- What is being asked -
Locate all lines with the word "LinuxCNC". Copy them.

- - - - - - -

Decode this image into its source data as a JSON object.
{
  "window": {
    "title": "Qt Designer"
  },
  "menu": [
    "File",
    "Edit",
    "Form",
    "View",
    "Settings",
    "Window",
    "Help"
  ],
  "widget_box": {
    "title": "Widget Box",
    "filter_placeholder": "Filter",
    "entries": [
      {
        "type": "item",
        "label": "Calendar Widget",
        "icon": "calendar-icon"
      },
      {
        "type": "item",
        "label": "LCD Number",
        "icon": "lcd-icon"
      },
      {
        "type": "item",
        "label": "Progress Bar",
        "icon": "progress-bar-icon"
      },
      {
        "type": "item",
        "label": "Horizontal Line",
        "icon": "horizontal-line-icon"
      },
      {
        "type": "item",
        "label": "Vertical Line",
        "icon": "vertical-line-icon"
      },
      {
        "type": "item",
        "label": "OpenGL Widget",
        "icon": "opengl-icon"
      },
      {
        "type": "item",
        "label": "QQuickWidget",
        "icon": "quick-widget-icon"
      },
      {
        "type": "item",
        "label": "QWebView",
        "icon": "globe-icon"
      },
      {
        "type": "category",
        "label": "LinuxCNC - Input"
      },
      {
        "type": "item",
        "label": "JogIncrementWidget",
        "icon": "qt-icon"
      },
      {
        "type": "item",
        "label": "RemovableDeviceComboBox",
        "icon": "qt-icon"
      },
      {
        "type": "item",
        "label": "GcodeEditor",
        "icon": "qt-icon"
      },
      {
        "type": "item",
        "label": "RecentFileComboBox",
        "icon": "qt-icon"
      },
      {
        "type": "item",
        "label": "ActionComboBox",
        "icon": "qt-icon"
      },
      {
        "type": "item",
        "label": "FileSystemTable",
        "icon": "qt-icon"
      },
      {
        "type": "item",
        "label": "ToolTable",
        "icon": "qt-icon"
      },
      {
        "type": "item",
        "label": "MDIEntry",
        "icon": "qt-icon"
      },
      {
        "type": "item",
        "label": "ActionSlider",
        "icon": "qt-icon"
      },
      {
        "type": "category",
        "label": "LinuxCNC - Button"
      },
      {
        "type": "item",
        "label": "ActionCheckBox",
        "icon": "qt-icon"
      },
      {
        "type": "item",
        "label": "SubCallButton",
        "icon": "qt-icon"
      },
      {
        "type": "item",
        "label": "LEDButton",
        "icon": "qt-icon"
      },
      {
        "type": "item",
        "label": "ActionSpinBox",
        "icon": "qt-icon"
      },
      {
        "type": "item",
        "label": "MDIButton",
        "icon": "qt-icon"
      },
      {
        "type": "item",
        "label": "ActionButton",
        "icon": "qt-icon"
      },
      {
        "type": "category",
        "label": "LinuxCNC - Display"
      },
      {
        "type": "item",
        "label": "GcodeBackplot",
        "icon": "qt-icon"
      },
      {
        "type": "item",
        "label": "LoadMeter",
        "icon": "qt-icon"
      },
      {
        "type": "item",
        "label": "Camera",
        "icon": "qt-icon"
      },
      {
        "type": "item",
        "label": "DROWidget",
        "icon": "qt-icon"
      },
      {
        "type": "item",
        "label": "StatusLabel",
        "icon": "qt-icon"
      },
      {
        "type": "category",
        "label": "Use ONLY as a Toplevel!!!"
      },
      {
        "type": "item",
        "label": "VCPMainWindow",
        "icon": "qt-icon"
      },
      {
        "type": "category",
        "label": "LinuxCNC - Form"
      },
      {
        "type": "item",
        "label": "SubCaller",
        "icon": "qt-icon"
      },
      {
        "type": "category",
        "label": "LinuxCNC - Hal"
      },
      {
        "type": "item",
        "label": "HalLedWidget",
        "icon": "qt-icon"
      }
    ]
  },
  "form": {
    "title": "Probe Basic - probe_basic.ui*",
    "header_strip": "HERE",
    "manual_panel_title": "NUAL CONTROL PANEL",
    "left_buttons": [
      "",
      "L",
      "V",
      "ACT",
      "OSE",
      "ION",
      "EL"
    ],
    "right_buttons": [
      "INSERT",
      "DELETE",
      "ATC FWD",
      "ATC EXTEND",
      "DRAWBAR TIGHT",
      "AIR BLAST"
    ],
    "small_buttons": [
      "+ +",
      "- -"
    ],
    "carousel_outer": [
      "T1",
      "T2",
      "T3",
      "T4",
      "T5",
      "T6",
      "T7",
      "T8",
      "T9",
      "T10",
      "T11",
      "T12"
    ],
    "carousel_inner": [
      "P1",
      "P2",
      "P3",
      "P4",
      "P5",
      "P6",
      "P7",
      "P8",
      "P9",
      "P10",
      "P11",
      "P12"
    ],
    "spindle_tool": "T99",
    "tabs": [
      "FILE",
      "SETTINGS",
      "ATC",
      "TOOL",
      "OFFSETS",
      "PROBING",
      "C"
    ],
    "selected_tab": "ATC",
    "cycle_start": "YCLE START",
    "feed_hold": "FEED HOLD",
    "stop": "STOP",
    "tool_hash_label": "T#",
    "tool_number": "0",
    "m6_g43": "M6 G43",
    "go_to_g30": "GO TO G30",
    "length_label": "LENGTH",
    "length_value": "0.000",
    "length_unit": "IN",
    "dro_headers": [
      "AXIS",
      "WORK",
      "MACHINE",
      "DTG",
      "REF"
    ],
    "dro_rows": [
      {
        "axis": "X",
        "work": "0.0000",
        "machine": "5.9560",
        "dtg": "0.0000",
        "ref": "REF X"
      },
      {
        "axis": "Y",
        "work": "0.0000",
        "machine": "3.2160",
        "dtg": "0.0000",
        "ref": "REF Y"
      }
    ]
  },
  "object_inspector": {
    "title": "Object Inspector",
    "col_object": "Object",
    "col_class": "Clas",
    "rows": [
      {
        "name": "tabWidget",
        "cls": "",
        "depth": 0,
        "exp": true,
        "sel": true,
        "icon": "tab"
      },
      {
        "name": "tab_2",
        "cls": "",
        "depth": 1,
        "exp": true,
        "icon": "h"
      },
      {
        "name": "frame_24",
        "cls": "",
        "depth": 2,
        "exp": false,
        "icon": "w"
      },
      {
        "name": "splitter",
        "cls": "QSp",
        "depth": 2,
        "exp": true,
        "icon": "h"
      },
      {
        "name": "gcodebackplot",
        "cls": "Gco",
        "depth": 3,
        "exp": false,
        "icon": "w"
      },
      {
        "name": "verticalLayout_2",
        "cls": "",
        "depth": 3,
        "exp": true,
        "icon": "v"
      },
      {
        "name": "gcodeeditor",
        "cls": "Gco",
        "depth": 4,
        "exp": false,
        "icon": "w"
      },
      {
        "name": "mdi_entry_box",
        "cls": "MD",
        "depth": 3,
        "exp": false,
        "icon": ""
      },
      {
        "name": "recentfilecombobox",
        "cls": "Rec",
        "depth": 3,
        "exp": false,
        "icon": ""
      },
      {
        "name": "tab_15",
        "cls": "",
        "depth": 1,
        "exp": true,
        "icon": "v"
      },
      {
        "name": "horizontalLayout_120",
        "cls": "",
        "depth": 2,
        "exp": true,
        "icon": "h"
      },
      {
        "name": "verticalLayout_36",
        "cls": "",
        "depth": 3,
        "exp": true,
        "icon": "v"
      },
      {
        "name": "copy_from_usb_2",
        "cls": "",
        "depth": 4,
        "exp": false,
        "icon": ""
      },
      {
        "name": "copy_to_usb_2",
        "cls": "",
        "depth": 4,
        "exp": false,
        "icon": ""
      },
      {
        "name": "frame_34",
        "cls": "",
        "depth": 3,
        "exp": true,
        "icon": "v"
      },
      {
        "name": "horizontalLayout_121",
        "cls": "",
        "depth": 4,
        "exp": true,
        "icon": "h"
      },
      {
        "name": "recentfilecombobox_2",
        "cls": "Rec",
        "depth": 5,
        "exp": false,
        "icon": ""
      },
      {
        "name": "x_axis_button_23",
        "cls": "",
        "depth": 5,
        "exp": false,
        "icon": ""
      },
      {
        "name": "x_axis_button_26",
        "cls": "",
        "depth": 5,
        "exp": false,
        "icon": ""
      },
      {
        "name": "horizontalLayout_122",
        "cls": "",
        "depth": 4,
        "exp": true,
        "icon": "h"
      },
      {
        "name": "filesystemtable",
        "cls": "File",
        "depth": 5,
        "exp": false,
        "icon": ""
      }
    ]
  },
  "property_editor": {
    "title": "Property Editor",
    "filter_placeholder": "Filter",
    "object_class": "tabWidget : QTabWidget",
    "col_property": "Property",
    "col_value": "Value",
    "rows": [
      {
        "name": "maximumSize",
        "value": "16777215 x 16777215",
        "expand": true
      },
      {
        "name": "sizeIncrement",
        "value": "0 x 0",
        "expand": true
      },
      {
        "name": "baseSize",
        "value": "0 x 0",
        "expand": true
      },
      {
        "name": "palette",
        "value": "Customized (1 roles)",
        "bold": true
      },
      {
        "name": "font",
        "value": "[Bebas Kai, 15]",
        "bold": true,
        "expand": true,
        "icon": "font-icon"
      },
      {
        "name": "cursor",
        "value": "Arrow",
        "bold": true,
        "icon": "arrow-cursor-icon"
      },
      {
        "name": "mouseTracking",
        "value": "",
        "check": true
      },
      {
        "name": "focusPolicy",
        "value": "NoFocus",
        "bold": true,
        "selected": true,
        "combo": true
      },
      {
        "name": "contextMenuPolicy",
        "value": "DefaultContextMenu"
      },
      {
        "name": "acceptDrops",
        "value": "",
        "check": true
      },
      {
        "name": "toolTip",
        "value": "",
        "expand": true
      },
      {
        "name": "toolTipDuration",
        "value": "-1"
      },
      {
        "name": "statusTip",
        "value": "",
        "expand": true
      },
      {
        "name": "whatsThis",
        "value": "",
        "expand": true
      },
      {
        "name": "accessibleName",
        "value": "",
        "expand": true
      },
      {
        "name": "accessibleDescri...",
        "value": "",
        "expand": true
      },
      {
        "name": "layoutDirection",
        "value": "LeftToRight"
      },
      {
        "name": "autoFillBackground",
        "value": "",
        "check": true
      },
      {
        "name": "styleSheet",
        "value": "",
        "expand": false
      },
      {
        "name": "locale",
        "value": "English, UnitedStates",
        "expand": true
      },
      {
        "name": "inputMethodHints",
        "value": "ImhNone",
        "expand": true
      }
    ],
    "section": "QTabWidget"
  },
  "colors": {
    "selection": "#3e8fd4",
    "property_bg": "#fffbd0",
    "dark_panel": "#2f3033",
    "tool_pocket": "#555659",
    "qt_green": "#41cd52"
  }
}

- - - - - - -

- Output -
        "label": "LinuxCNC - Input"
        "label": "LinuxCNC - Button"
        "label": "LinuxCNC - Display"
        "label": "LinuxCNC - Form"
        "label": "LinuxCNC - Hal"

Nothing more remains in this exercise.